━━ Stored rows ━━
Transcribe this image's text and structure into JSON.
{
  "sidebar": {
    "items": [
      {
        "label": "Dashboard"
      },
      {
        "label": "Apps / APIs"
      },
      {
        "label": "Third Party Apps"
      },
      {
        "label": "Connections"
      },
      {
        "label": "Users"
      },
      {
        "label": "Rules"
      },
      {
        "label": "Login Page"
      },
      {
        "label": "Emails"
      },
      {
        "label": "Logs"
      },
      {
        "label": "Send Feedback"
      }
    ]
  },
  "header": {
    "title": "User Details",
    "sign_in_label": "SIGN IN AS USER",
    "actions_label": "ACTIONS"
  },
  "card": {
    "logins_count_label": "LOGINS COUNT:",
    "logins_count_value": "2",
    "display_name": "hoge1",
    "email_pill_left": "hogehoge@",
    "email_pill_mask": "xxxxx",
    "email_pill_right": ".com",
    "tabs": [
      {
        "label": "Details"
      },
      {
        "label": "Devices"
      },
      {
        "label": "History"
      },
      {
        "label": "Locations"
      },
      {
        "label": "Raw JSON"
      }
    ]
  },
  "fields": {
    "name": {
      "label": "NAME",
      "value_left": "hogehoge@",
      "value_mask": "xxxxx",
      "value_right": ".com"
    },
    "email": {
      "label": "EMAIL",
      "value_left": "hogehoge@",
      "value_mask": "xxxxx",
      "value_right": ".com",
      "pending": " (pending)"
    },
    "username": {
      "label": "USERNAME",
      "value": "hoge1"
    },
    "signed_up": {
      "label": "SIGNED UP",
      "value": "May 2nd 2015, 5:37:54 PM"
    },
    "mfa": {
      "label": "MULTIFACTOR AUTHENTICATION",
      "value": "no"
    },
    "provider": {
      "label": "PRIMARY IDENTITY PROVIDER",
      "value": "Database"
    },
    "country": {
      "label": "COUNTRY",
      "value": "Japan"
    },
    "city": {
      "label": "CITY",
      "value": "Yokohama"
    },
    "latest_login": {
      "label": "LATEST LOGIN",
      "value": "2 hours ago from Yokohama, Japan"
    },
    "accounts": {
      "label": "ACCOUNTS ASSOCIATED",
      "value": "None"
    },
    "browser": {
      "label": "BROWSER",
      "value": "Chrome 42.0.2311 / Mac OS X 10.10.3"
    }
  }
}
━━━
Task requirements ▸ Output all of the material exactly as written.

Response below ▸
Transcribe this image's text and structure into JSON.
{
  "sidebar": {
    "items": [
      {
        "label": "Dashboard"
      },
      {
        "label": "Apps / APIs"
      },
      {
        "label": "Third Party Apps"
      },
      {
        "label": "Connections"
      },
      {
        "label": "Users"
      },
      {
        "label": "Rules"
      },
      {
        "label": "Login Page"
      },
      {
        "label": "Emails"
      },
      {
        "label": "Logs"
      },
      {
        "label": "Send Feedback"
      }
    ]
  },
  "header": {
    "title": "User Details",
    "sign_in_label": "SIGN IN AS USER",
    "actions_label": "ACTIONS"
  },
  "card": {
    "logins_count_label": "LOGINS COUNT:",
    "logins_count_value": "2",
    "display_name": "hoge1",
    "email_pill_left": "hogehoge@",
    "email_pill_mask": "xxxxx",
    "email_pill_right": ".com",
    "tabs": [
      {
        "label": "Details"
      },
      {
        "label": "Devices"
      },
      {
        "label": "History"
      },
      {
        "label": "Locations"
      },
      {
        "label": "Raw JSON"
      }
    ]
  },
  "fields": {
    "name": {
      "label": "NAME",
      "value_left": "hogehoge@",
      "value_mask": "xxxxx",
      "value_right": ".com"
    },
    "email": {
      "label": "EMAIL",
      "value_left": "hogehoge@",
      "value_mask": "xxxxx",
      "value_right": ".com",
      "pending": " (pending)"
    },
    "username": {
      "label": "USERNAME",
      "value": "hoge1"
    },
    "signed_up": {
      "label": "SIGNED UP",
      "value": "May 2nd 2015, 5:37:54 PM"
    },
    "mfa": {
      "label": "MULTIFACTOR AUTHENTICATION",
      "value": "no"
    },
    "provider": {
      "label": "PRIMARY IDENTITY PROVIDER",
      "value": "Database"
    },
    "country": {
      "label": "COUNTRY",
      "value": "Japan"
    },
    "city": {
      "label": "CITY",
      "value": "Yokohama"
    },
    "latest_login": {
      "label": "LATEST LOGIN",
      "value": "2 hours ago from Yokohama, Japan"
    },
    "accounts": {
      "label": "ACCOUNTS ASSOCIATED",
      "value": "None"
    },
    "browser": {
      "label": "BROWSER",
      "value": "Chrome 42.0.2311 / Mac OS X 10.10.3"
    }
  }
}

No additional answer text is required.